Tarea 1 >> Transcribe literalmente el fragmento sobre Chagall, todo lo que va desde "Sus vivencias en" hasta "que nos identificamos.".
Tarea 2 >>
Indica si cada afirmación concuerda con el fragmento sobre Chagall. Responde sí o no y cita las palabras exactas del texto que lo deciden.
(a) Chagall abandonó la figuración en algún momento de su carrera.
(b) La exposición llegó hasta las últimas creaciones del artista en la década de los setenta.
(c) Chagall es un pintor surrealista.

Reunido entre las dos sedes de Madrid estaba por supuesto el Chagall de los enamorados, pero también el de la revolución, la guerra, las tradiciones judías, la Biblia, el circo, la poesía… A lo largo de sus casi ochenta años de incansable creación el artista indagó en estos temas desde una posición que muchos de sus contemporáneos ignoraban: creando a partir de la realidad psíquica se liberaba de las reglas de la naturaleza y de la razón, sin abandonar nunca la figuración.

 Sus vivencias en el París de las vanguardias, durante la Revolución Rusa, o en torno a la Segunda Guerra Mundial se transforman en sus lienzos en una historia de búsquedas, inquietudes, esperanza y amor, atravesada por sus raíces ruso-judias y sus recuerdos de infancia. Chagall se alimentará durante sus exilios de determinados motivos y personajes (las novias, judíos errantes, ángeles, cabras..) que revisita y reinterpreta, para construir el lenguaje con el que lo identificamos, con el que nos identificamos.

 Este proceso se hizo visible en la exposición, que abarcó desde sus años de formación en Rusia a comienzos del siglo XX, hasta sus últimas creaciones en la década de los setenta. Durante esta extensa trayectoria Chagall mantiene una independencia y libertad que lo hacen inclasificable: no es ni surrealista, ni orfista, ni simbolista, ni expresionista, pero su relevancia para la historia del arte es indudable. Pablo Picasso se refirió a él como gran maestro del color tras la muerte de Henri Matisse. Chagall explica su uso del color como la búsqueda de una química, de una musicalidad. Sus experimentos durante su primera estancia en París, entre 1911 y 1914, obtendrían la admiración de Leon Bakst, su primer maestro, que al ver sus progresos habría exclamado: «¡Ahora tus pinturas cantan!»

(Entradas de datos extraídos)
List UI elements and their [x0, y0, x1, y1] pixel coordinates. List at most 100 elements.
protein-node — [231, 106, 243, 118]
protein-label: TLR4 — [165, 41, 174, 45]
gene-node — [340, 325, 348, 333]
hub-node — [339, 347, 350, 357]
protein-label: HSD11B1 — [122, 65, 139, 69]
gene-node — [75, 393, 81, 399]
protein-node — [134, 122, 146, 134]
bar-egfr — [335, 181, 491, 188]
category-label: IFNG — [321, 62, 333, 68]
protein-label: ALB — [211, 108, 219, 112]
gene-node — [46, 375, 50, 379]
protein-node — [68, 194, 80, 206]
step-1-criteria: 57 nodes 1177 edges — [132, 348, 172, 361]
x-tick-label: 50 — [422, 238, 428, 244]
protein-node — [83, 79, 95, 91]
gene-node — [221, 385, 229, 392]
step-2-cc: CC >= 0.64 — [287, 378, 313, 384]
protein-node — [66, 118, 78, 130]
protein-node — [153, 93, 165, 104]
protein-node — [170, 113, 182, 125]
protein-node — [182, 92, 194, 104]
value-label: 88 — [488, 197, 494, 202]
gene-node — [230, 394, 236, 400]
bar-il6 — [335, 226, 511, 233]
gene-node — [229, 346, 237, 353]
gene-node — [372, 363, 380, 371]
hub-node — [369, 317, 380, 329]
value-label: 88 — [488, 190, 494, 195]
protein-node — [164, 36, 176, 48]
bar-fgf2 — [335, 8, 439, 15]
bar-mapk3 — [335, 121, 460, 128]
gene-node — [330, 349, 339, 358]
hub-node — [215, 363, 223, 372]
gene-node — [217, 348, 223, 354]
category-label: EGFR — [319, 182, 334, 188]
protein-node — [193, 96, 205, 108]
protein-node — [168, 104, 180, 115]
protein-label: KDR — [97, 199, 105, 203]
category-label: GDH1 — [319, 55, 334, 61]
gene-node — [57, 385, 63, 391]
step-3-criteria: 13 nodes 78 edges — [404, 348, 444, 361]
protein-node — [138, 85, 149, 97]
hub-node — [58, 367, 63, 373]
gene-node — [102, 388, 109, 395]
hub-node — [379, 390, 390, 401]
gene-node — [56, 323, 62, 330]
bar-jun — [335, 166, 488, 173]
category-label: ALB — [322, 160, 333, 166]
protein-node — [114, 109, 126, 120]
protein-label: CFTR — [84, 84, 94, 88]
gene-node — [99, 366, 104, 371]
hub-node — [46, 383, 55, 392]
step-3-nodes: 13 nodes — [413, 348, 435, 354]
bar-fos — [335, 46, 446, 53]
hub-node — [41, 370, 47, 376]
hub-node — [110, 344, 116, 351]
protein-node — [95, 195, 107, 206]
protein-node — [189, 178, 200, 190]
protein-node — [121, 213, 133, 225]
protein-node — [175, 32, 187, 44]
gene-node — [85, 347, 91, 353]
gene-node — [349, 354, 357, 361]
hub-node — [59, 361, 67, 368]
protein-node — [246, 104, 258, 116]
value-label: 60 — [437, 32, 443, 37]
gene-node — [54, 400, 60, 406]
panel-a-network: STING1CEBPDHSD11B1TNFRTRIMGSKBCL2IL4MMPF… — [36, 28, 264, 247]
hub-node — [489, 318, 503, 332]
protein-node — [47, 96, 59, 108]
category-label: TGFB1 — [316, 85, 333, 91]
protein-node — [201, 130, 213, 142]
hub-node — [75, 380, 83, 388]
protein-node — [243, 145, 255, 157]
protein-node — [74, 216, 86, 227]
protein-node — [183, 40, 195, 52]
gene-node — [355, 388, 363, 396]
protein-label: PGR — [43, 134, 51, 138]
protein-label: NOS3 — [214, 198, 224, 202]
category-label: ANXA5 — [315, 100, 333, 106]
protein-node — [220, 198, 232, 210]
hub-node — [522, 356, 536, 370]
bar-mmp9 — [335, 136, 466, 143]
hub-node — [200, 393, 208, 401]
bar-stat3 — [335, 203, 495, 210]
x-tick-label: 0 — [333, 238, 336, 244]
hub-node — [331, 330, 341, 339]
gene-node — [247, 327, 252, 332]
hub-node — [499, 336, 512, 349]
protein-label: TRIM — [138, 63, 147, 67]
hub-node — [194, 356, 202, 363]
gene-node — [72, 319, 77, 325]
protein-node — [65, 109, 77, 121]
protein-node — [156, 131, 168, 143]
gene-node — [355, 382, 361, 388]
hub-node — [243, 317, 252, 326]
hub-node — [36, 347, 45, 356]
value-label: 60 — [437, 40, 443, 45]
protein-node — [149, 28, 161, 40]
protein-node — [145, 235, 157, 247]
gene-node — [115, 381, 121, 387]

Respuesta esperada 1 >>
Sus vivencias en el París de las vanguardias, durante la Revolución Rusa, o en torno a la Segunda Guerra Mundial se transforman en sus lienzos en una historia de búsquedas, inquietudes, esperanza y amor, atravesada por sus raíces ruso-judias y sus recuerdos de infancia. Chagall se alimentará durante sus exilios de determinados motivos y personajes (las novias, judíos errantes, ángeles, cabras..) que revisita y reinterpreta, para construir el lenguaje con el que lo identificamos, con el que nos identificamos.

Respuesta esperada 2 >>
(a) No: "sin abandonar nunca la figuración".
(b) Sí: "hasta sus últimas creaciones en la década de los setenta".
(c) No: "no es ni surrealista, ni orfista, ni simbolista, ni expresionista".